§ Exercise brief
The entries below are to be transcribed in full, without their images.

§ Dataset content
━━━━━━━━━━━━━━━━

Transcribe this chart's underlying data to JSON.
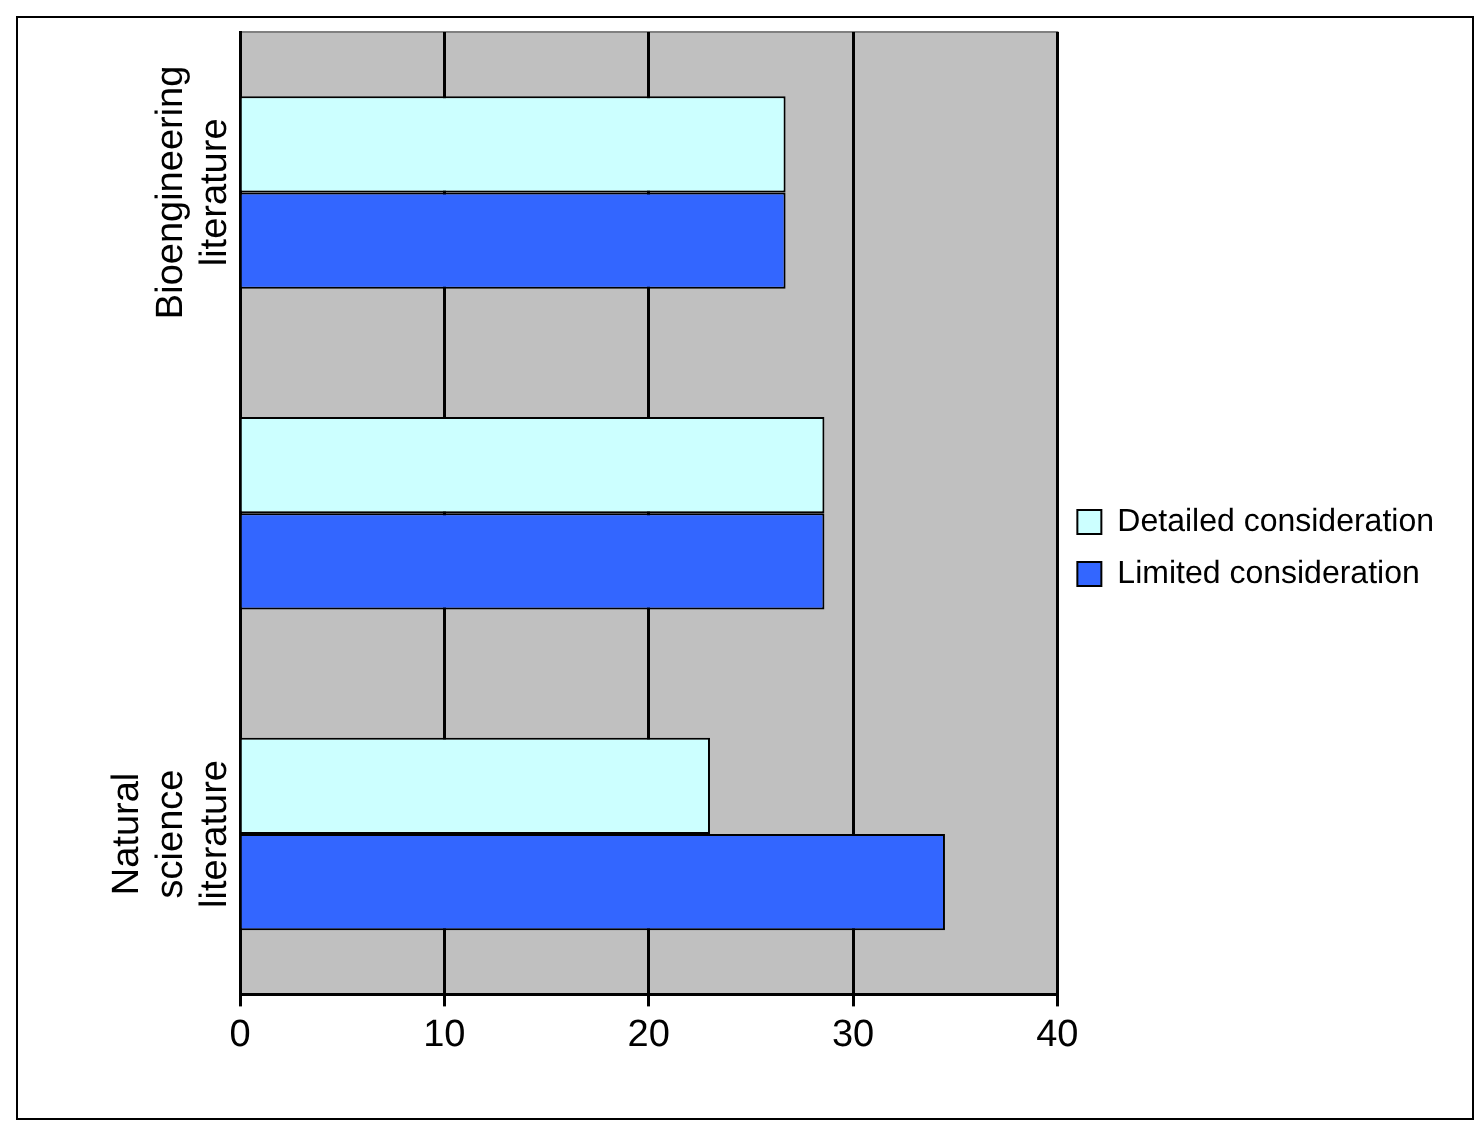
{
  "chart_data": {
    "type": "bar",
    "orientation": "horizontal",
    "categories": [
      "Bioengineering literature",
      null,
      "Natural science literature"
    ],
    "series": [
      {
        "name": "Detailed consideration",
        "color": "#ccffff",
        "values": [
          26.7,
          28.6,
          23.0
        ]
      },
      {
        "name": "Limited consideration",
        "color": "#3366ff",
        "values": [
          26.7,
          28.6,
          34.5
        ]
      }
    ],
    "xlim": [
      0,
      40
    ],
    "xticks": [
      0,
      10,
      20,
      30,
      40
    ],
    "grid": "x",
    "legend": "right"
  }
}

━━━━━━━━━━━━━━━━

§ Expected output
Transcribe this chart's underlying data to JSON.
{
  "chart_data": {
    "type": "bar",
    "orientation": "horizontal",
    "categories": [
      "Bioengineering literature",
      null,
      "Natural science literature"
    ],
    "series": [
      {
        "name": "Detailed consideration",
        "color": "#ccffff",
        "values": [
          26.7,
          28.6,
          23.0
        ]
      },
      {
        "name": "Limited consideration",
        "color": "#3366ff",
        "values": [
          26.7,
          28.6,
          34.5
        ]
      }
    ],
    "xlim": [
      0,
      40
    ],
    "xticks": [
      0,
      10,
      20,
      30,
      40
    ],
    "grid": "x",
    "legend": "right"
  }
}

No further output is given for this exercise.